— start of Source data —

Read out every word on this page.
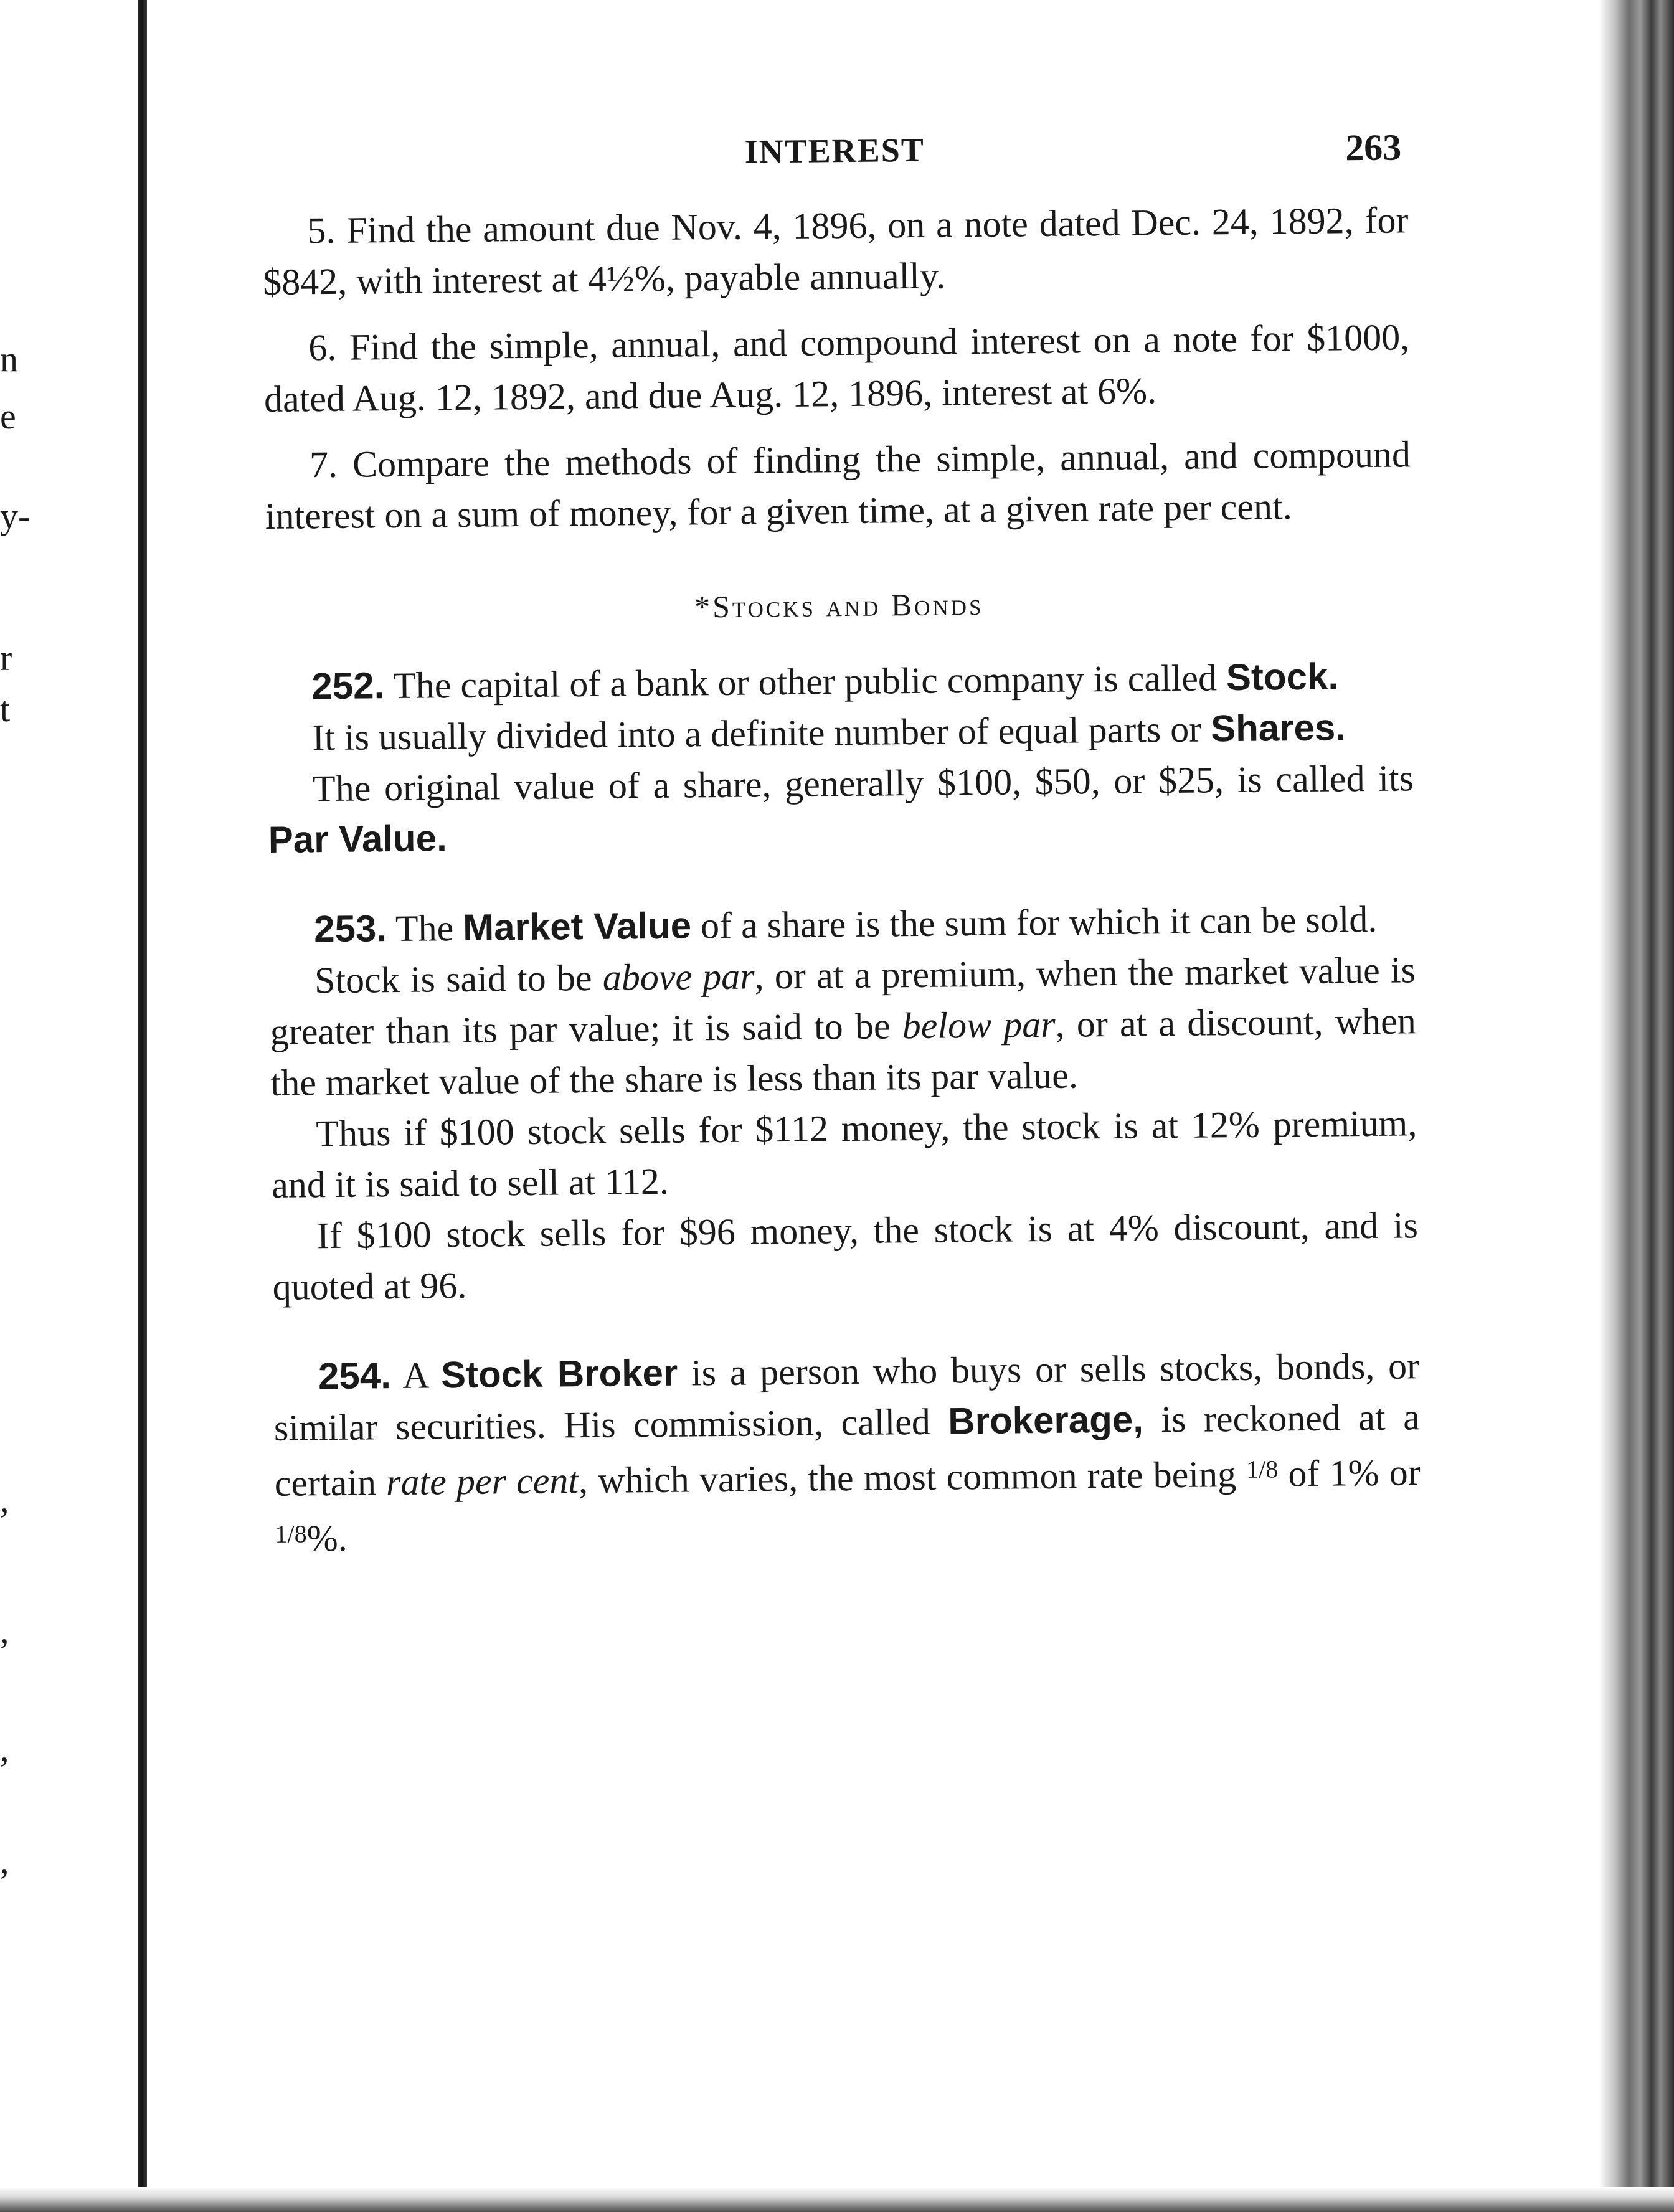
n
e
y-
r
t
,
,
,
,
INTEREST	263

5. Find the amount due Nov. 4, 1896, on a note dated Dec. 24, 1892, for $842, with interest at 4½%, payable annually.

6. Find the simple, annual, and compound interest on a note for $1000, dated Aug. 12, 1892, and due Aug. 12, 1896, interest at 6%.

7. Compare the methods of finding the simple, annual, and compound interest on a sum of money, for a given time, at a given rate per cent.

*Stocks and Bonds

252. The capital of a bank or other public company is called Stock.

It is usually divided into a definite number of equal parts or Shares.

The original value of a share, generally $100, $50, or $25, is called its Par Value.

253. The Market Value of a share is the sum for which it can be sold.

Stock is said to be above par, or at a premium, when the market value is greater than its par value; it is said to be below par, or at a discount, when the market value of the share is less than its par value.

Thus if $100 stock sells for $112 money, the stock is at 12% premium, and it is said to sell at 112.

If $100 stock sells for $96 money, the stock is at 4% discount, and is quoted at 96.

254. A Stock Broker is a person who buys or sells stocks, bonds, or similar securities. His commission, called Brokerage, is reckoned at a certain rate per cent, which varies, the most common rate being $^{1/8}$ of 1% or $^{1/8}$%.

— end of Source data —

--- Problem requirements ---
Write only the number of lines that include "which".

--- Result of this task ---
2